* _Source data_
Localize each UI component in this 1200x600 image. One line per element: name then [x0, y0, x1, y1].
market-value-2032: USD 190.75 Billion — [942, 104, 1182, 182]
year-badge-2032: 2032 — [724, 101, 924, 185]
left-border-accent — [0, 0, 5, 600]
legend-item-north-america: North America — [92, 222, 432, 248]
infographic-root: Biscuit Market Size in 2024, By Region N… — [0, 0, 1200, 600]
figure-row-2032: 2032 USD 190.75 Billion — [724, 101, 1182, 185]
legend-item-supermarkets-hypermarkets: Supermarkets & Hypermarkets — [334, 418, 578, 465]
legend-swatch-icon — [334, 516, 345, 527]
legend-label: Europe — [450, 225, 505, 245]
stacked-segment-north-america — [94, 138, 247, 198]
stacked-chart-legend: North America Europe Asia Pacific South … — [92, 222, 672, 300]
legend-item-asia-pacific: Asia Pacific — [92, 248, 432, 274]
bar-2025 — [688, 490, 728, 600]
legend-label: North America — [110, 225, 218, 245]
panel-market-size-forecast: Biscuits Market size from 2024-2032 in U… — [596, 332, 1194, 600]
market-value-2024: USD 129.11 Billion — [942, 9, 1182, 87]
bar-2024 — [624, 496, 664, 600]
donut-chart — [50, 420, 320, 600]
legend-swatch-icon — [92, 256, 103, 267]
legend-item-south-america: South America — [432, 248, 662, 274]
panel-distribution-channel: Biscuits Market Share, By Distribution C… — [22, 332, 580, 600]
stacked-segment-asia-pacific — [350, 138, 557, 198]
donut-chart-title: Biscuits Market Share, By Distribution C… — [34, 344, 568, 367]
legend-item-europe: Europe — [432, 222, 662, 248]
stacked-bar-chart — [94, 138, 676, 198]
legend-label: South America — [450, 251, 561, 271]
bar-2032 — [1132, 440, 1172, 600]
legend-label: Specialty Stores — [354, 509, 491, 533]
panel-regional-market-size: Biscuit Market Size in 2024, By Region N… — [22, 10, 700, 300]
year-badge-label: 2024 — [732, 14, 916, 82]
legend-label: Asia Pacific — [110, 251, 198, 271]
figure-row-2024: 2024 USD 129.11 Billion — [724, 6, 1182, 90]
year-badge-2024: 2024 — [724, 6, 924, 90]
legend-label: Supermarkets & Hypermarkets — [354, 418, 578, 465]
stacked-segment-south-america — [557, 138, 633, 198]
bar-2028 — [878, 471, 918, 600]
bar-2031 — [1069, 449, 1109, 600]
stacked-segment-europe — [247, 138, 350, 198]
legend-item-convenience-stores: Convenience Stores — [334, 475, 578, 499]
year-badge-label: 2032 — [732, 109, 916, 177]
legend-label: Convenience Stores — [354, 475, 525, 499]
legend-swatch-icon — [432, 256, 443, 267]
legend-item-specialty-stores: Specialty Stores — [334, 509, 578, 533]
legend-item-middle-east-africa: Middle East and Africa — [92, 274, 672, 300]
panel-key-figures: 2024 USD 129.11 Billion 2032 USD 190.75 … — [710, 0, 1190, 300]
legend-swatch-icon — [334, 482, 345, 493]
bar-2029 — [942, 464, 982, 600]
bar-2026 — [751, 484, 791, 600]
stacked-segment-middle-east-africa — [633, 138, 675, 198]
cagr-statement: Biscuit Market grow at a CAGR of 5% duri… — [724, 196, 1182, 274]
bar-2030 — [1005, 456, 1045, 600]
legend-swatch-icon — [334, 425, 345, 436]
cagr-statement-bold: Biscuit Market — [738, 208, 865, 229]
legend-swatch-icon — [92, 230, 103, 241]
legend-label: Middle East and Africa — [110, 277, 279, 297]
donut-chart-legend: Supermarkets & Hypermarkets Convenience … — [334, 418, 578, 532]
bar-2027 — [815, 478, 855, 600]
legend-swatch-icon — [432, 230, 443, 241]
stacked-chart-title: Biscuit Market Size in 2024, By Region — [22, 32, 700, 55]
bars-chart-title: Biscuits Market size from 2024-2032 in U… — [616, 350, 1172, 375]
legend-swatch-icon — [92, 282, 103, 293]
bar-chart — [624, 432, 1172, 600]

* _To do_
Edit the records above so that every "legend-swatch-icon" becomes "legend-color-swatch", and leave all other text as it is.

* _Complete output_
Localize each UI component in this 1200x600 image. One line per element: name then [x0, y0, x1, y1].
market-value-2032: USD 190.75 Billion — [942, 104, 1182, 182]
year-badge-2032: 2032 — [724, 101, 924, 185]
left-border-accent — [0, 0, 5, 600]
legend-item-north-america: North America — [92, 222, 432, 248]
infographic-root: Biscuit Market Size in 2024, By Region N… — [0, 0, 1200, 600]
figure-row-2032: 2032 USD 190.75 Billion — [724, 101, 1182, 185]
legend-item-supermarkets-hypermarkets: Supermarkets & Hypermarkets — [334, 418, 578, 465]
legend-color-swatch — [334, 516, 345, 527]
legend-label: Europe — [450, 225, 505, 245]
stacked-segment-north-america — [94, 138, 247, 198]
stacked-chart-legend: North America Europe Asia Pacific South … — [92, 222, 672, 300]
legend-item-asia-pacific: Asia Pacific — [92, 248, 432, 274]
bar-2025 — [688, 490, 728, 600]
legend-label: North America — [110, 225, 218, 245]
panel-market-size-forecast: Biscuits Market size from 2024-2032 in U… — [596, 332, 1194, 600]
market-value-2024: USD 129.11 Billion — [942, 9, 1182, 87]
bar-2024 — [624, 496, 664, 600]
donut-chart — [50, 420, 320, 600]
legend-color-swatch — [92, 256, 103, 267]
legend-item-south-america: South America — [432, 248, 662, 274]
panel-distribution-channel: Biscuits Market Share, By Distribution C… — [22, 332, 580, 600]
stacked-segment-asia-pacific — [350, 138, 557, 198]
donut-chart-title: Biscuits Market Share, By Distribution C… — [34, 344, 568, 367]
legend-item-europe: Europe — [432, 222, 662, 248]
stacked-bar-chart — [94, 138, 676, 198]
legend-label: South America — [450, 251, 561, 271]
bar-2032 — [1132, 440, 1172, 600]
legend-label: Specialty Stores — [354, 509, 491, 533]
panel-regional-market-size: Biscuit Market Size in 2024, By Region N… — [22, 10, 700, 300]
year-badge-label: 2024 — [732, 14, 916, 82]
legend-label: Asia Pacific — [110, 251, 198, 271]
figure-row-2024: 2024 USD 129.11 Billion — [724, 6, 1182, 90]
year-badge-2024: 2024 — [724, 6, 924, 90]
legend-label: Supermarkets & Hypermarkets — [354, 418, 578, 465]
stacked-segment-south-america — [557, 138, 633, 198]
bar-2028 — [878, 471, 918, 600]
bar-2031 — [1069, 449, 1109, 600]
stacked-segment-europe — [247, 138, 350, 198]
legend-item-convenience-stores: Convenience Stores — [334, 475, 578, 499]
year-badge-label: 2032 — [732, 109, 916, 177]
legend-label: Convenience Stores — [354, 475, 525, 499]
legend-color-swatch — [432, 256, 443, 267]
legend-item-specialty-stores: Specialty Stores — [334, 509, 578, 533]
legend-item-middle-east-africa: Middle East and Africa — [92, 274, 672, 300]
panel-key-figures: 2024 USD 129.11 Billion 2032 USD 190.75 … — [710, 0, 1190, 300]
legend-color-swatch — [334, 482, 345, 493]
bar-2029 — [942, 464, 982, 600]
bar-2026 — [751, 484, 791, 600]
stacked-segment-middle-east-africa — [633, 138, 675, 198]
cagr-statement: Biscuit Market grow at a CAGR of 5% duri… — [724, 196, 1182, 274]
bar-2030 — [1005, 456, 1045, 600]
legend-color-swatch — [334, 425, 345, 436]
cagr-statement-bold: Biscuit Market — [738, 208, 865, 229]
legend-color-swatch — [92, 230, 103, 241]
legend-label: Middle East and Africa — [110, 277, 279, 297]
donut-chart-legend: Supermarkets & Hypermarkets Convenience … — [334, 418, 578, 532]
bar-2027 — [815, 478, 855, 600]
legend-color-swatch — [432, 230, 443, 241]
stacked-chart-title: Biscuit Market Size in 2024, By Region — [22, 32, 700, 55]
bars-chart-title: Biscuits Market size from 2024-2032 in U… — [616, 350, 1172, 375]
legend-color-swatch — [92, 282, 103, 293]
bar-chart — [624, 432, 1172, 600]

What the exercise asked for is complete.